#### KUTIPAN SUMBER ####

Urgensi Kepemimpinan Digital dalam Pilkada
Oleh: Boy Anugerah
Penyelenggaraan Pemilu 2024 di Indonesia menjadi momen yang paling tepat dalam pengimplementasian kepemimpinan digital. Para pemangku kepentingan Pemilu seperti KPU, Bawaslu, DKPP, dan aparat penegak hukum membutuhkan asistensi teknologi digital untuk memudahkan kerja dan mendukung kinerja mereka secara optimal. Hal tersebut hanya akan dapat terwujud apabila sumber daya manusia pada masing-masing lembaga tersebut memiliki kesadaran (awareness) dan kapasitas (capacity) untuk memanfaatkan instrumen teknologi yang tersedia. Pemilu di Indonesia sendiri memiliki tantangan yang tak mudah, yang mana tantangan tersebut hanya dapat direspons dan dimanajemen dengan baik melalui pemanfaatan teknologi Pemilu yang memadai. Sedikitnya ada tiga tantangan yang dihadapi Pemilu di Indonesia.
KEMAJUAN di bidang teknologi informasi dan komunikasi yang dicirikan dengan digitalisasi dan otomasi di segala bidang kehidupan, telah memberikan dampak yang signifikan terhadap praktik kepemimpinan nasional. Kepemimpinan nasional, mulai dari jenjang presiden hingga level kepala daerah, tidak bisa lagi dijalankan dengan praktik-praktik konvensional. Kepemimpinan digital (digital leadership) menjadi karakteristik kepemimpinan yang dibutuhkan untuk mencapai efektivitas dan efisiensi tujuan. Momen penyelenggaraan Pilkada serentak pada November 2024 nanti diharapkan dapat menjadi momentum bagi artikulasi kepemimpinan digital secara optimal untuk menyukseskan pesta demokrasi bagi rakyat.

#### ENTRI DATA ####

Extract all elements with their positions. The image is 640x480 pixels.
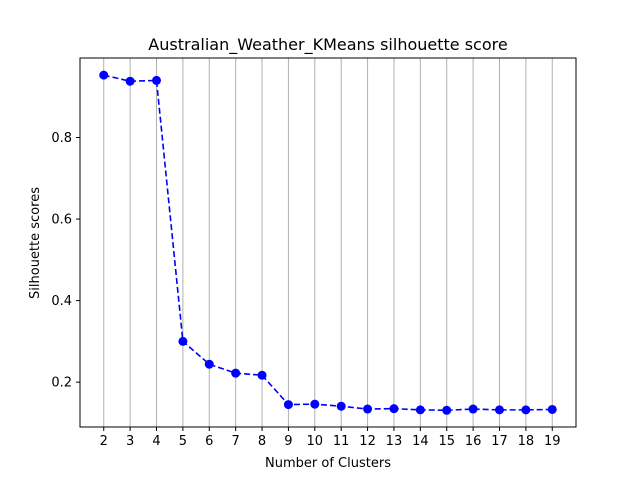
chart-title: Australian_Weather_KMeans silhouette sco… (148, 35, 507, 55)
x-axis-label: Number of Clusters (265, 456, 391, 471)
data-point (494, 405, 504, 415)
x-tick-label: 14 (412, 434, 429, 449)
x-tick-label: 16 (465, 434, 482, 449)
axis-ticks: 2 3 4 5 6 7 8 9 10 11 12 13 14 15 16 17 18 19 0.2 0.4 0.6 0.8 (51, 131, 560, 449)
data-point (468, 404, 478, 414)
x-tick-label: 12 (359, 434, 376, 449)
y-tick-label: 0.2 (51, 376, 72, 391)
data-point (257, 370, 267, 380)
x-tick-label: 10 (307, 434, 324, 449)
data-point (204, 359, 214, 369)
data-point (521, 405, 531, 415)
data-point (231, 368, 241, 378)
x-tick-label: 11 (333, 434, 350, 449)
x-tick-label: 2 (100, 434, 108, 449)
y-tick-label: 0.4 (51, 294, 72, 309)
grid (103, 58, 553, 427)
x-tick-label: 5 (179, 434, 187, 449)
y-axis-label: Silhouette scores (28, 187, 43, 299)
data-point (99, 70, 109, 80)
data-point (283, 400, 293, 410)
x-tick-label: 15 (438, 434, 455, 449)
data-point (125, 76, 135, 86)
y-tick-label: 0.8 (51, 131, 72, 146)
x-tick-label: 19 (544, 434, 561, 449)
data-point (389, 404, 399, 414)
plot-frame (79, 57, 577, 428)
data-point (547, 404, 557, 414)
x-tick-label: 8 (258, 434, 266, 449)
x-tick-label: 7 (232, 434, 240, 449)
data-point (442, 405, 452, 415)
data-point (152, 75, 162, 85)
data-point (363, 404, 373, 414)
x-tick-label: 3 (126, 434, 134, 449)
data-point (336, 401, 346, 411)
data-point (178, 336, 188, 346)
x-tick-label: 6 (205, 434, 213, 449)
x-tick-label: 13 (386, 434, 403, 449)
x-tick-label: 18 (518, 434, 535, 449)
x-tick-label: 4 (152, 434, 160, 449)
x-tick-label: 9 (284, 434, 292, 449)
x-tick-label: 17 (491, 434, 508, 449)
series-layer (99, 70, 557, 415)
data-point (310, 399, 320, 409)
data-point (415, 405, 425, 415)
y-tick-label: 0.6 (51, 213, 72, 228)
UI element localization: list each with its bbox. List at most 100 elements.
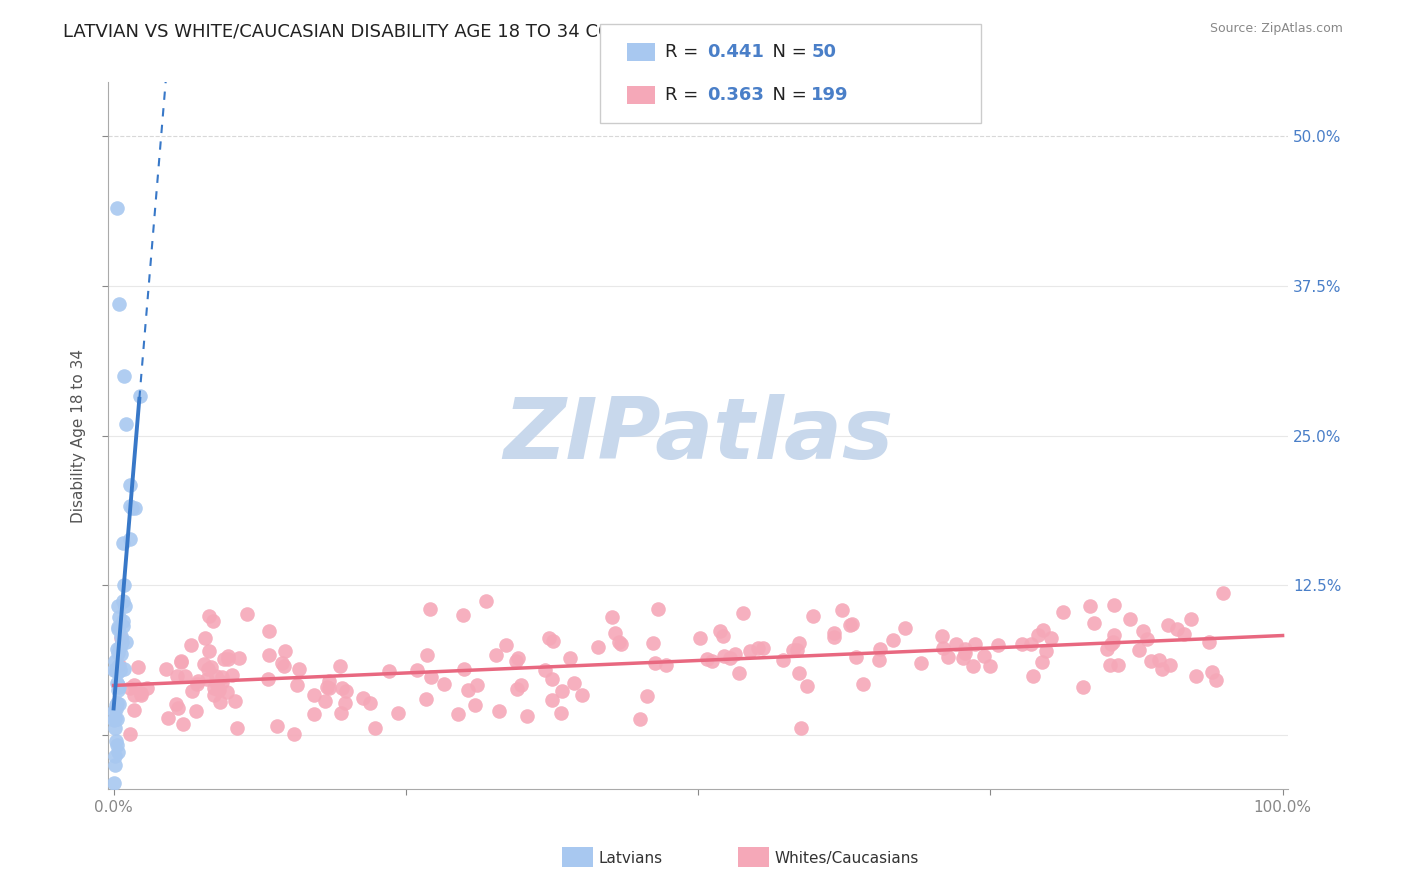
- Point: [174, 669, 197, 683]
- Text: Source: ZipAtlas.com: Source: ZipAtlas.com: [1209, 22, 1343, 36]
- Point: [271, 656, 294, 670]
- Point: [1180, 611, 1202, 625]
- Point: [845, 649, 868, 664]
- Point: [211, 675, 233, 690]
- Point: [111, 536, 134, 550]
- Point: [105, 641, 128, 656]
- Point: [208, 682, 231, 697]
- Point: [1156, 617, 1178, 632]
- Point: [796, 679, 818, 693]
- Point: [713, 649, 735, 664]
- Point: [415, 692, 437, 706]
- Point: [868, 653, 890, 667]
- Point: [1128, 642, 1150, 657]
- Point: [273, 644, 295, 658]
- Point: [1101, 635, 1123, 649]
- Point: [211, 670, 233, 684]
- Point: [266, 719, 288, 733]
- Point: [1147, 653, 1170, 667]
- Point: [108, 296, 131, 310]
- Point: [534, 663, 557, 677]
- Text: LATVIAN VS WHITE/CAUCASIAN DISABILITY AGE 18 TO 34 CORRELATION CHART: LATVIAN VS WHITE/CAUCASIAN DISABILITY AG…: [63, 22, 780, 40]
- Point: [831, 603, 853, 617]
- Text: Whites/Caucasians: Whites/Caucasians: [775, 851, 920, 865]
- Point: [932, 640, 955, 655]
- Point: [205, 669, 228, 683]
- Text: 0.363: 0.363: [707, 87, 763, 104]
- Point: [537, 632, 560, 646]
- Point: [724, 647, 747, 661]
- Point: [329, 706, 352, 720]
- Point: [236, 607, 259, 621]
- Point: [118, 681, 141, 696]
- Point: [112, 615, 135, 629]
- Point: [202, 681, 225, 695]
- Point: [1166, 622, 1188, 636]
- Point: [1078, 599, 1101, 614]
- Point: [564, 676, 586, 690]
- Point: [433, 677, 456, 691]
- Point: [155, 662, 177, 676]
- Point: [157, 711, 180, 725]
- Point: [111, 594, 134, 608]
- Point: [931, 629, 953, 643]
- Point: [955, 646, 977, 660]
- Point: [560, 651, 582, 665]
- Point: [221, 667, 243, 681]
- Point: [110, 632, 132, 646]
- Point: [359, 697, 381, 711]
- Point: [541, 692, 564, 706]
- Point: [1022, 669, 1045, 683]
- Point: [121, 500, 143, 515]
- Point: [506, 681, 529, 696]
- Point: [752, 641, 775, 656]
- Point: [910, 657, 932, 671]
- Point: [823, 626, 845, 640]
- Point: [186, 677, 208, 691]
- Point: [485, 648, 508, 662]
- Point: [104, 758, 127, 772]
- Point: [936, 649, 959, 664]
- Point: [495, 638, 517, 652]
- Point: [841, 616, 863, 631]
- Text: 50: 50: [811, 43, 837, 61]
- Point: [979, 658, 1001, 673]
- Point: [198, 609, 221, 624]
- Point: [201, 614, 224, 628]
- Point: [104, 721, 127, 735]
- Point: [1185, 668, 1208, 682]
- Point: [571, 688, 593, 702]
- Point: [112, 368, 135, 383]
- Point: [187, 674, 209, 689]
- Point: [105, 676, 128, 690]
- Point: [453, 661, 475, 675]
- Point: [610, 637, 633, 651]
- Point: [314, 694, 336, 708]
- Point: [644, 657, 666, 671]
- Point: [1099, 637, 1122, 651]
- Point: [605, 625, 627, 640]
- Point: [103, 704, 125, 718]
- Point: [104, 654, 127, 668]
- Point: [193, 657, 215, 672]
- Point: [194, 631, 217, 645]
- Point: [647, 602, 669, 616]
- Point: [107, 677, 129, 691]
- Point: [166, 669, 188, 683]
- Point: [1150, 662, 1173, 676]
- Point: [689, 631, 711, 645]
- Point: [285, 678, 308, 692]
- Point: [318, 681, 340, 695]
- Point: [1108, 658, 1130, 673]
- Point: [1040, 631, 1063, 645]
- Point: [105, 201, 128, 215]
- Point: [110, 647, 132, 661]
- Point: [1205, 673, 1227, 688]
- Text: ZIPatlas: ZIPatlas: [503, 394, 893, 477]
- Point: [104, 711, 127, 725]
- Point: [110, 635, 132, 649]
- Point: [1173, 627, 1195, 641]
- Point: [1032, 623, 1054, 637]
- Point: [643, 636, 665, 650]
- Point: [135, 681, 157, 696]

####

- **TUGAS DAN LATIHAN**:
- 1) Tuliskan kembali bagian kutipan sumber mulai dari "Urgensi Kepemimpinan Digital" hingga "Pemilu di Indonesia." tanpa mengubah satu kata pun.
- 2) Menurut kutipan sumber, pada bulan dan tahun berapa Pilkada serentak akan diselenggarakan?

- **JAWABAN SETIAP TUGAS**:
- 1)
Urgensi Kepemimpinan Digital dalam Pilkada
Oleh: Boy Anugerah
Penyelenggaraan Pemilu 2024 di Indonesia menjadi momen yang paling tepat dalam pengimplementasian kepemimpinan digital. Para pemangku kepentingan Pemilu seperti KPU, Bawaslu, DKPP, dan aparat penegak hukum membutuhkan asistensi teknologi digital untuk memudahkan kerja dan mendukung kinerja mereka secara optimal. Hal tersebut hanya akan dapat terwujud apabila sumber daya manusia pada masing-masing lembaga tersebut memiliki kesadaran (awareness) dan kapasitas (capacity) untuk memanfaatkan instrumen teknologi yang tersedia. Pemilu di Indonesia sendiri memiliki tantangan yang tak mudah, yang mana tantangan tersebut hanya dapat direspons dan dimanajemen dengan baik melalui pemanfaatan teknologi Pemilu yang memadai. Sedikitnya ada tiga tantangan yang dihadapi Pemilu di Indonesia.

- 2) Pilkada serentak akan diselenggarakan pada November 2024.